Copy out the material below word for word, but leave out the pictures.

== == ==

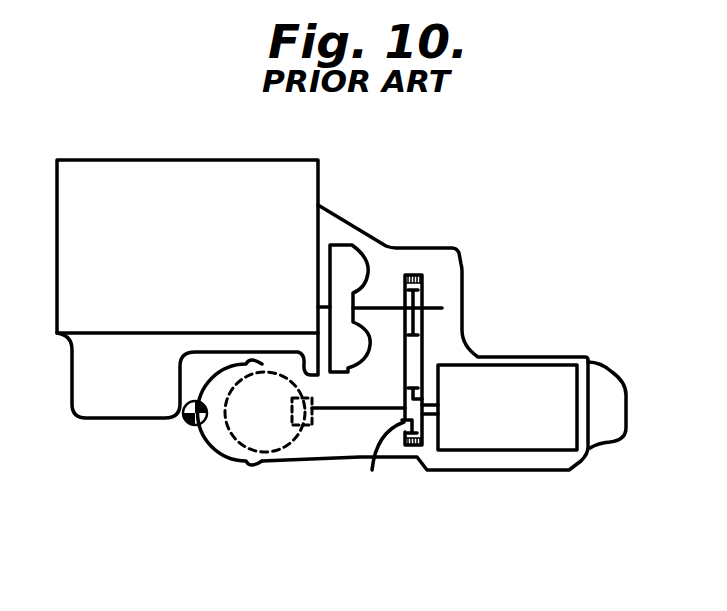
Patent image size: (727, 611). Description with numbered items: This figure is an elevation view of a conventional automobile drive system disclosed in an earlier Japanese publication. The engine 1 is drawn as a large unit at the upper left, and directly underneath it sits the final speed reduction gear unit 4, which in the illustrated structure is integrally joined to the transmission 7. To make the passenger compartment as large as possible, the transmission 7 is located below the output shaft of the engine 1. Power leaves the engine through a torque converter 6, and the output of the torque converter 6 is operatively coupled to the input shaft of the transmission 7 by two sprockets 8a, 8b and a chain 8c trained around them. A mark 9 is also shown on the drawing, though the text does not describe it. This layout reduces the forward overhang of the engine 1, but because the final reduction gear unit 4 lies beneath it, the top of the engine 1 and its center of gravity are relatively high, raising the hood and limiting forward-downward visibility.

The engine 1 is at (197, 172).
The final speed reduction gear unit 4 is at (228, 440).
The torque converter 6 is at (348, 260).
The transmission 7 is at (503, 437).
The sprocket 8a is at (425, 296).
The sprocket 8b is at (378, 440).
The chain 8c is at (425, 355).
The center of gravity mark 9 is at (185, 424).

== == ==

Solved exercise
Patent image size: (727, 611). Description with numbered items: This figure is an elevation view of a conventional automobile drive system disclosed in an earlier Japanese publication. The engine 1 is drawn as a large unit at the upper left, and directly underneath it sits the final speed reduction gear unit 4, which in the illustrated structure is integrally joined to the transmission 7. To make the passenger compartment as large as possible, the transmission 7 is located below the output shaft of the engine 1. Power leaves the engine through a torque converter 6, and the output of the torque converter 6 is operatively coupled to the input shaft of the transmission 7 by two sprockets 8a, 8b and a chain 8c trained around them. A mark 9 is also shown on the drawing, though the text does not describe it. This layout reduces the forward overhang of the engine 1, but because the final reduction gear unit 4 lies beneath it, the top of the engine 1 and its center of gravity are relatively high, raising the hood and limiting forward-downward visibility.

The engine 1 is at (197, 172).
The final speed reduction gear unit 4 is at (228, 440).
The torque converter 6 is at (348, 260).
The transmission 7 is at (503, 437).
The sprocket 8a is at (425, 296).
The sprocket 8b is at (378, 440).
The chain 8c is at (425, 355).
The center of gravity mark 9 is at (185, 424).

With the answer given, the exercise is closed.